# Work required:
Reproduce the following records line for line, with no changes to any character.

[Dataset excerpt]
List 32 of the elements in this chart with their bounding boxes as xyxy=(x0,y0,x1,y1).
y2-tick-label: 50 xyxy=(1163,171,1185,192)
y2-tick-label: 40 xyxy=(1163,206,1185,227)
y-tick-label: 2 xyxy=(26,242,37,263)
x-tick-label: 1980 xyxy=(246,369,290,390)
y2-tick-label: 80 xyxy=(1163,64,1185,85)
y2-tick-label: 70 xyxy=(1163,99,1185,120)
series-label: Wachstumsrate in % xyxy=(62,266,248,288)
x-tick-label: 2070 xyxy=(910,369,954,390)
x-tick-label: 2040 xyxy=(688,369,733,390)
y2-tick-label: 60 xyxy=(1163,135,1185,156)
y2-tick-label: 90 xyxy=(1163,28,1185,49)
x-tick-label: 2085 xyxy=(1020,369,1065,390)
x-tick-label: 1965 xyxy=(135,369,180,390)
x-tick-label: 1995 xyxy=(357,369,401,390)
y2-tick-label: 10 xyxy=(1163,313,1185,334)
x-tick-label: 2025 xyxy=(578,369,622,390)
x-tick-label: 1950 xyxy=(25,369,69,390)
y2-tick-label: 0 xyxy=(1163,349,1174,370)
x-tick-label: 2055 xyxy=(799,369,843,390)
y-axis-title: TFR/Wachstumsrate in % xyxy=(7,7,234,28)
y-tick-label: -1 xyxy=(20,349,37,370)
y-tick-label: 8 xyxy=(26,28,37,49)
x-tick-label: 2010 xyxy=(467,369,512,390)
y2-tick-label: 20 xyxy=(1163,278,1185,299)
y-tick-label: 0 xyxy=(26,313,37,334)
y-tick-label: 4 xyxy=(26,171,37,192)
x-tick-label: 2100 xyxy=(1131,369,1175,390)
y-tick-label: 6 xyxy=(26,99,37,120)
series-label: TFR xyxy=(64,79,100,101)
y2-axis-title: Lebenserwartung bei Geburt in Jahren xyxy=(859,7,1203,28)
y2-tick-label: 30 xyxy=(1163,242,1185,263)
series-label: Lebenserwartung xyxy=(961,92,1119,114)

# Worked answer:
List 32 of the elements in this chart with their bounding boxes as xyxy=(x0,y0,x1,y1).
y2-tick-label: 50 xyxy=(1163,171,1185,192)
y2-tick-label: 40 xyxy=(1163,206,1185,227)
y-tick-label: 2 xyxy=(26,242,37,263)
x-tick-label: 1980 xyxy=(246,369,290,390)
y2-tick-label: 80 xyxy=(1163,64,1185,85)
y2-tick-label: 70 xyxy=(1163,99,1185,120)
series-label: Wachstumsrate in % xyxy=(62,266,248,288)
x-tick-label: 2070 xyxy=(910,369,954,390)
x-tick-label: 2040 xyxy=(688,369,733,390)
y2-tick-label: 60 xyxy=(1163,135,1185,156)
y2-tick-label: 90 xyxy=(1163,28,1185,49)
x-tick-label: 2085 xyxy=(1020,369,1065,390)
x-tick-label: 1965 xyxy=(135,369,180,390)
x-tick-label: 1995 xyxy=(357,369,401,390)
y2-tick-label: 10 xyxy=(1163,313,1185,334)
x-tick-label: 2025 xyxy=(578,369,622,390)
x-tick-label: 1950 xyxy=(25,369,69,390)
y2-tick-label: 0 xyxy=(1163,349,1174,370)
x-tick-label: 2055 xyxy=(799,369,843,390)
y-axis-title: TFR/Wachstumsrate in % xyxy=(7,7,234,28)
y-tick-label: -1 xyxy=(20,349,37,370)
y-tick-label: 8 xyxy=(26,28,37,49)
x-tick-label: 2010 xyxy=(467,369,512,390)
y2-tick-label: 20 xyxy=(1163,278,1185,299)
y-tick-label: 0 xyxy=(26,313,37,334)
y-tick-label: 4 xyxy=(26,171,37,192)
x-tick-label: 2100 xyxy=(1131,369,1175,390)
y-tick-label: 6 xyxy=(26,99,37,120)
series-label: TFR xyxy=(64,79,100,101)
y2-axis-title: Lebenserwartung bei Geburt in Jahren xyxy=(859,7,1203,28)
y2-tick-label: 30 xyxy=(1163,242,1185,263)
series-label: Lebenserwartung xyxy=(961,92,1119,114)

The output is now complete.